> _Your goal_: Repeat each entry exactly and drop the pictures.

[Rows from a dataset]
★ ★ ★

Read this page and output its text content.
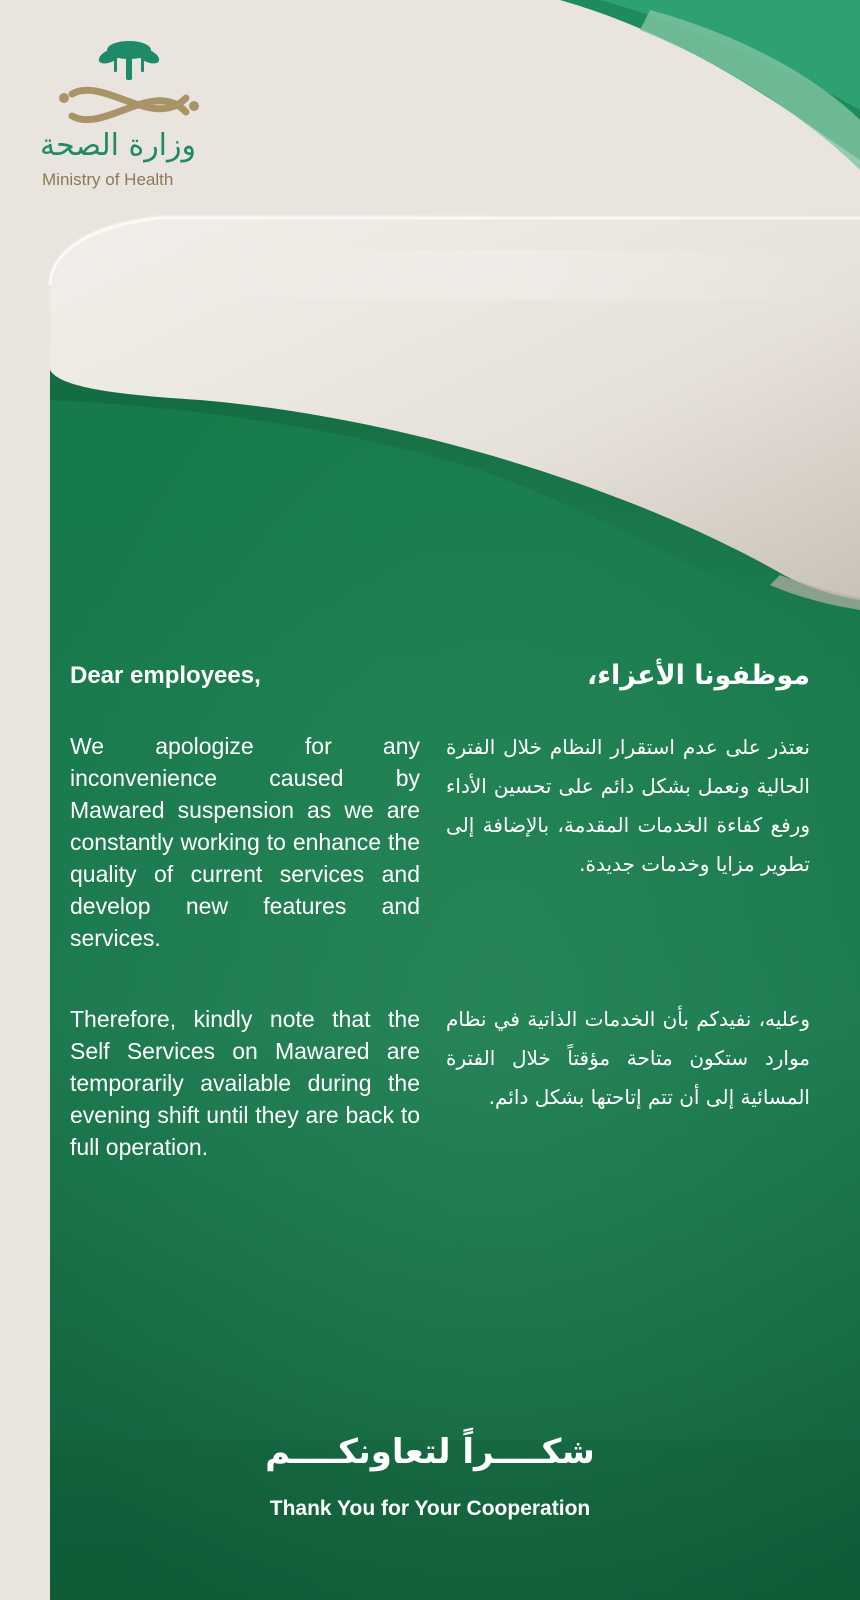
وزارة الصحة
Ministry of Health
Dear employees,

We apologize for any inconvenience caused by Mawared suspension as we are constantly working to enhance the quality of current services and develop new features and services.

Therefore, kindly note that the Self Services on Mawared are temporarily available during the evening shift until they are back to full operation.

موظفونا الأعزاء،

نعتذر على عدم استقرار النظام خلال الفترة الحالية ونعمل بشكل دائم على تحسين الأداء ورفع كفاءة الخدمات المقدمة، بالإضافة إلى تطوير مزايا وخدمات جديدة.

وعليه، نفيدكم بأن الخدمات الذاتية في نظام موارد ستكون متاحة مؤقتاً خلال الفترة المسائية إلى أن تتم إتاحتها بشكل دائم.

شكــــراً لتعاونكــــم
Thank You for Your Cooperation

★ ★ ★

> _Result of the task_:
Read this page and output its text content.
وزارة الصحة
Ministry of Health
Dear employees,

We apologize for any inconvenience caused by Mawared suspension as we are constantly working to enhance the quality of current services and develop new features and services.

Therefore, kindly note that the Self Services on Mawared are temporarily available during the evening shift until they are back to full operation.

موظفونا الأعزاء،

نعتذر على عدم استقرار النظام خلال الفترة الحالية ونعمل بشكل دائم على تحسين الأداء ورفع كفاءة الخدمات المقدمة، بالإضافة إلى تطوير مزايا وخدمات جديدة.

وعليه، نفيدكم بأن الخدمات الذاتية في نظام موارد ستكون متاحة مؤقتاً خلال الفترة المسائية إلى أن تتم إتاحتها بشكل دائم.

شكــــراً لتعاونكــــم
Thank You for Your Cooperation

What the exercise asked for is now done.